**The exercise**
Set out every line of the records below as a numbered list, omitting any blank lines.

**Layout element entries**

----

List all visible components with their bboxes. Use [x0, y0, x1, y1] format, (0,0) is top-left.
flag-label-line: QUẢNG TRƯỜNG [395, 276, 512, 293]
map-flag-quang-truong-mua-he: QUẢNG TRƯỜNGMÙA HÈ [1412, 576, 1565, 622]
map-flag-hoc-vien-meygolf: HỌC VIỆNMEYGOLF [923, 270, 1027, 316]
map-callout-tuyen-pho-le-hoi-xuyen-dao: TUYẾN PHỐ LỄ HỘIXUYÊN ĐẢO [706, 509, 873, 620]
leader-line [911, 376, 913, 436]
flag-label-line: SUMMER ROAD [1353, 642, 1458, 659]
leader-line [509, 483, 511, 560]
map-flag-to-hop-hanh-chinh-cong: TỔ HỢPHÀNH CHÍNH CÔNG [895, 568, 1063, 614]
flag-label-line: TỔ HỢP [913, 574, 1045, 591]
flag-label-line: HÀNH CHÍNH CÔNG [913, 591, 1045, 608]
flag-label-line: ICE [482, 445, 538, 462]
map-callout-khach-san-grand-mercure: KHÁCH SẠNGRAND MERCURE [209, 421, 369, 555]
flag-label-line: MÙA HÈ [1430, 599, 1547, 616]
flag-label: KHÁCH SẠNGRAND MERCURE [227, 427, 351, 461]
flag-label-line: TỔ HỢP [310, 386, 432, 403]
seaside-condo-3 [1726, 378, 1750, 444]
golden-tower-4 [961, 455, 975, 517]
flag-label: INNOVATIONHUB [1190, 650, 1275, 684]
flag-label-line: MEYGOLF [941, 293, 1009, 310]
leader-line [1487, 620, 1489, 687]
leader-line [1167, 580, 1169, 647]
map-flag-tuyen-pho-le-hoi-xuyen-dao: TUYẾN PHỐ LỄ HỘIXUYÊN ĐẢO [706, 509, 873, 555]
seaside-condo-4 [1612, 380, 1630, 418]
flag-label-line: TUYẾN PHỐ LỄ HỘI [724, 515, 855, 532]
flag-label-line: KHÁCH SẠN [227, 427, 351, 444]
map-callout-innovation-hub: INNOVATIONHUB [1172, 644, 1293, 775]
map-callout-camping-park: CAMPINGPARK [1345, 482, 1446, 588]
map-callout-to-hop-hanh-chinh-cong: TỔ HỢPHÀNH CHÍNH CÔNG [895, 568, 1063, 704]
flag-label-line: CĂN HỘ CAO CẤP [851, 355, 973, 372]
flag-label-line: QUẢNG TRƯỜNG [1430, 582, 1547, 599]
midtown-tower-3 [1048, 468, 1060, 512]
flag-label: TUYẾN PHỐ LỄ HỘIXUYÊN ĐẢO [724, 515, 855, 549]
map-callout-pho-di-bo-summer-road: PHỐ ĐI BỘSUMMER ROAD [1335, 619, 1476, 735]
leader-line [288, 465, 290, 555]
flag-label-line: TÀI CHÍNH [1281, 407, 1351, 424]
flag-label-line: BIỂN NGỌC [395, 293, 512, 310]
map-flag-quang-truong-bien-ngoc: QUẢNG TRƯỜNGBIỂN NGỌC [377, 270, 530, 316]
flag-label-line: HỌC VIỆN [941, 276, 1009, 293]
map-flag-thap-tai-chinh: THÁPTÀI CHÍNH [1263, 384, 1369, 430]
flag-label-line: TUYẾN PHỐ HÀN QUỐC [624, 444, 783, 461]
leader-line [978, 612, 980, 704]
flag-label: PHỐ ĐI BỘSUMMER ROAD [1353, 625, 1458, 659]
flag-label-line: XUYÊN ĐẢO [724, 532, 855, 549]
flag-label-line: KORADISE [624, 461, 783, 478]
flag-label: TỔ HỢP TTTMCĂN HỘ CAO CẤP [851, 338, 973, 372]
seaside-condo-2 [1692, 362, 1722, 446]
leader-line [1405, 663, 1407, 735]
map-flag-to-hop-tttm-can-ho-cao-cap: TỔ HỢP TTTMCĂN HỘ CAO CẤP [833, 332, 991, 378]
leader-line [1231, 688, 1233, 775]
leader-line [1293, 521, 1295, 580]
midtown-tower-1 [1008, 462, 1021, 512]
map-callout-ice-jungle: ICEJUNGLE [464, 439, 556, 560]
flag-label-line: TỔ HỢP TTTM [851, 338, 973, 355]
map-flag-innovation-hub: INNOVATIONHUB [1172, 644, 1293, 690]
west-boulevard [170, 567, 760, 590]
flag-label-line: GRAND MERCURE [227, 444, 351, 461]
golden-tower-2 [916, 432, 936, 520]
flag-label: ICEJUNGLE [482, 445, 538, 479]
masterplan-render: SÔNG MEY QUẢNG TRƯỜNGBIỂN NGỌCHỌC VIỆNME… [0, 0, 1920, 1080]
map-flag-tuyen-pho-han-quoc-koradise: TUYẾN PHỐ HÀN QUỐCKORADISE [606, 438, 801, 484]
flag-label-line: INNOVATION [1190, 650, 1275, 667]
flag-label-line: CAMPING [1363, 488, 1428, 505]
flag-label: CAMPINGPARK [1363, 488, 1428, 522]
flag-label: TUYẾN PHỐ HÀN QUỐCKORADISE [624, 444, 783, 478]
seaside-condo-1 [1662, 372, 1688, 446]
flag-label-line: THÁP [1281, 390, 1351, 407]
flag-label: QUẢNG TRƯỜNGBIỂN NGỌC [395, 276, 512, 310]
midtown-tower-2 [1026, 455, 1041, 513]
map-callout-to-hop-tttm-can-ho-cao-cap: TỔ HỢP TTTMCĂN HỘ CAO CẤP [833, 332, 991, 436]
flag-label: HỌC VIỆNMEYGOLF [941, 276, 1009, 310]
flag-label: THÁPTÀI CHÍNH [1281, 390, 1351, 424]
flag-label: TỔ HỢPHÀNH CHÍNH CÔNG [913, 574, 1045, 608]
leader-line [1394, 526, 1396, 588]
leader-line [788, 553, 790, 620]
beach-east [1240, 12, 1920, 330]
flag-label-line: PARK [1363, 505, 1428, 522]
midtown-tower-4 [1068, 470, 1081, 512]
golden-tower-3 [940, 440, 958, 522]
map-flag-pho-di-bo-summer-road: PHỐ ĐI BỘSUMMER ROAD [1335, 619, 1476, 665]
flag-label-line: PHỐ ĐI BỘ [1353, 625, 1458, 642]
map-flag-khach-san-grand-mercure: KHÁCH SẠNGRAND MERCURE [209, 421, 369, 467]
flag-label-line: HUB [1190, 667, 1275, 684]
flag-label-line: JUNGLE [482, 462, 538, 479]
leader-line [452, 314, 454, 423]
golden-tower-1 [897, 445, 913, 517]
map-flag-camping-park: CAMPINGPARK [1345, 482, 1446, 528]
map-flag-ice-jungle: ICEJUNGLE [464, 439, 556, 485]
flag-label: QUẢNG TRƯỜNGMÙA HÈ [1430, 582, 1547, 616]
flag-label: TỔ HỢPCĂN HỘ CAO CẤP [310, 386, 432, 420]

----

**Full answer**
1. List all visible components with their bboxes. Use [x0, y0, x1, y1] format, (0,0) is top-left.
2. flag-label-line: QUẢNG TRƯỜNG [395, 276, 512, 293]
3. map-flag-quang-truong-mua-he: QUẢNG TRƯỜNGMÙA HÈ [1412, 576, 1565, 622]
4. map-flag-hoc-vien-meygolf: HỌC VIỆNMEYGOLF [923, 270, 1027, 316]
5. map-callout-tuyen-pho-le-hoi-xuyen-dao: TUYẾN PHỐ LỄ HỘIXUYÊN ĐẢO [706, 509, 873, 620]
6. leader-line [911, 376, 913, 436]
7. flag-label-line: SUMMER ROAD [1353, 642, 1458, 659]
8. leader-line [509, 483, 511, 560]
9. map-flag-to-hop-hanh-chinh-cong: TỔ HỢPHÀNH CHÍNH CÔNG [895, 568, 1063, 614]
10. flag-label-line: TỔ HỢP [913, 574, 1045, 591]
11. flag-label-line: HÀNH CHÍNH CÔNG [913, 591, 1045, 608]
12. flag-label-line: ICE [482, 445, 538, 462]
13. map-callout-khach-san-grand-mercure: KHÁCH SẠNGRAND MERCURE [209, 421, 369, 555]
14. flag-label-line: MÙA HÈ [1430, 599, 1547, 616]
15. flag-label: KHÁCH SẠNGRAND MERCURE [227, 427, 351, 461]
16. flag-label-line: TỔ HỢP [310, 386, 432, 403]
17. seaside-condo-3 [1726, 378, 1750, 444]
18. golden-tower-4 [961, 455, 975, 517]
19. flag-label: INNOVATIONHUB [1190, 650, 1275, 684]
20. flag-label-line: MEYGOLF [941, 293, 1009, 310]
21. leader-line [1487, 620, 1489, 687]
22. leader-line [1167, 580, 1169, 647]
23. map-flag-tuyen-pho-le-hoi-xuyen-dao: TUYẾN PHỐ LỄ HỘIXUYÊN ĐẢO [706, 509, 873, 555]
24. seaside-condo-4 [1612, 380, 1630, 418]
25. flag-label-line: TUYẾN PHỐ LỄ HỘI [724, 515, 855, 532]
26. flag-label-line: KHÁCH SẠN [227, 427, 351, 444]
27. map-callout-innovation-hub: INNOVATIONHUB [1172, 644, 1293, 775]
28. map-callout-camping-park: CAMPINGPARK [1345, 482, 1446, 588]
29. map-callout-to-hop-hanh-chinh-cong: TỔ HỢPHÀNH CHÍNH CÔNG [895, 568, 1063, 704]
30. flag-label-line: CĂN HỘ CAO CẤP [851, 355, 973, 372]
31. flag-label-line: QUẢNG TRƯỜNG [1430, 582, 1547, 599]
32. midtown-tower-3 [1048, 468, 1060, 512]
33. flag-label: TUYẾN PHỐ LỄ HỘIXUYÊN ĐẢO [724, 515, 855, 549]
34. map-callout-pho-di-bo-summer-road: PHỐ ĐI BỘSUMMER ROAD [1335, 619, 1476, 735]
35. leader-line [288, 465, 290, 555]
36. flag-label-line: TÀI CHÍNH [1281, 407, 1351, 424]
37. flag-label-line: BIỂN NGỌC [395, 293, 512, 310]
38. map-flag-quang-truong-bien-ngoc: QUẢNG TRƯỜNGBIỂN NGỌC [377, 270, 530, 316]
39. flag-label-line: HỌC VIỆN [941, 276, 1009, 293]
40. map-flag-thap-tai-chinh: THÁPTÀI CHÍNH [1263, 384, 1369, 430]
41. flag-label-line: TUYẾN PHỐ HÀN QUỐC [624, 444, 783, 461]
42. leader-line [978, 612, 980, 704]
43. flag-label: PHỐ ĐI BỘSUMMER ROAD [1353, 625, 1458, 659]
44. flag-label-line: XUYÊN ĐẢO [724, 532, 855, 549]
45. flag-label-line: KORADISE [624, 461, 783, 478]
46. flag-label: TỔ HỢP TTTMCĂN HỘ CAO CẤP [851, 338, 973, 372]
47. seaside-condo-2 [1692, 362, 1722, 446]
48. leader-line [1405, 663, 1407, 735]
49. map-flag-to-hop-tttm-can-ho-cao-cap: TỔ HỢP TTTMCĂN HỘ CAO CẤP [833, 332, 991, 378]
50. leader-line [1231, 688, 1233, 775]
51. leader-line [1293, 521, 1295, 580]
52. midtown-tower-1 [1008, 462, 1021, 512]
53. map-callout-ice-jungle: ICEJUNGLE [464, 439, 556, 560]
54. flag-label-line: TỔ HỢP TTTM [851, 338, 973, 355]
55. map-flag-innovation-hub: INNOVATIONHUB [1172, 644, 1293, 690]
56. west-boulevard [170, 567, 760, 590]
57. flag-label-line: GRAND MERCURE [227, 444, 351, 461]
58. golden-tower-2 [916, 432, 936, 520]
59. flag-label: ICEJUNGLE [482, 445, 538, 479]
60. masterplan-render: SÔNG MEY QUẢNG TRƯỜNGBIỂN NGỌCHỌC VIỆNME… [0, 0, 1920, 1080]
61. map-flag-tuyen-pho-han-quoc-koradise: TUYẾN PHỐ HÀN QUỐCKORADISE [606, 438, 801, 484]
62. flag-label-line: INNOVATION [1190, 650, 1275, 667]
63. flag-label-line: CAMPING [1363, 488, 1428, 505]
64. flag-label: CAMPINGPARK [1363, 488, 1428, 522]
65. flag-label: TUYẾN PHỐ HÀN QUỐCKORADISE [624, 444, 783, 478]
66. seaside-condo-1 [1662, 372, 1688, 446]
67. flag-label-line: THÁP [1281, 390, 1351, 407]
68. flag-label: QUẢNG TRƯỜNGBIỂN NGỌC [395, 276, 512, 310]
69. midtown-tower-2 [1026, 455, 1041, 513]
70. map-callout-to-hop-tttm-can-ho-cao-cap: TỔ HỢP TTTMCĂN HỘ CAO CẤP [833, 332, 991, 436]
71. flag-label: HỌC VIỆNMEYGOLF [941, 276, 1009, 310]
72. flag-label: THÁPTÀI CHÍNH [1281, 390, 1351, 424]
73. flag-label: TỔ HỢPHÀNH CHÍNH CÔNG [913, 574, 1045, 608]
74. leader-line [1394, 526, 1396, 588]
75. leader-line [788, 553, 790, 620]
76. beach-east [1240, 12, 1920, 330]
77. flag-label-line: PARK [1363, 505, 1428, 522]
78. midtown-tower-4 [1068, 470, 1081, 512]
79. golden-tower-3 [940, 440, 958, 522]
80. map-flag-pho-di-bo-summer-road: PHỐ ĐI BỘSUMMER ROAD [1335, 619, 1476, 665]
81. flag-label-line: PHỐ ĐI BỘ [1353, 625, 1458, 642]
82. map-flag-khach-san-grand-mercure: KHÁCH SẠNGRAND MERCURE [209, 421, 369, 467]
83. flag-label-line: HUB [1190, 667, 1275, 684]
84. flag-label-line: JUNGLE [482, 462, 538, 479]
85. leader-line [452, 314, 454, 423]
86. golden-tower-1 [897, 445, 913, 517]
87. map-flag-camping-park: CAMPINGPARK [1345, 482, 1446, 528]
88. map-flag-ice-jungle: ICEJUNGLE [464, 439, 556, 485]
89. flag-label: QUẢNG TRƯỜNGMÙA HÈ [1430, 582, 1547, 616]
90. flag-label: TỔ HỢPCĂN HỘ CAO CẤP [310, 386, 432, 420]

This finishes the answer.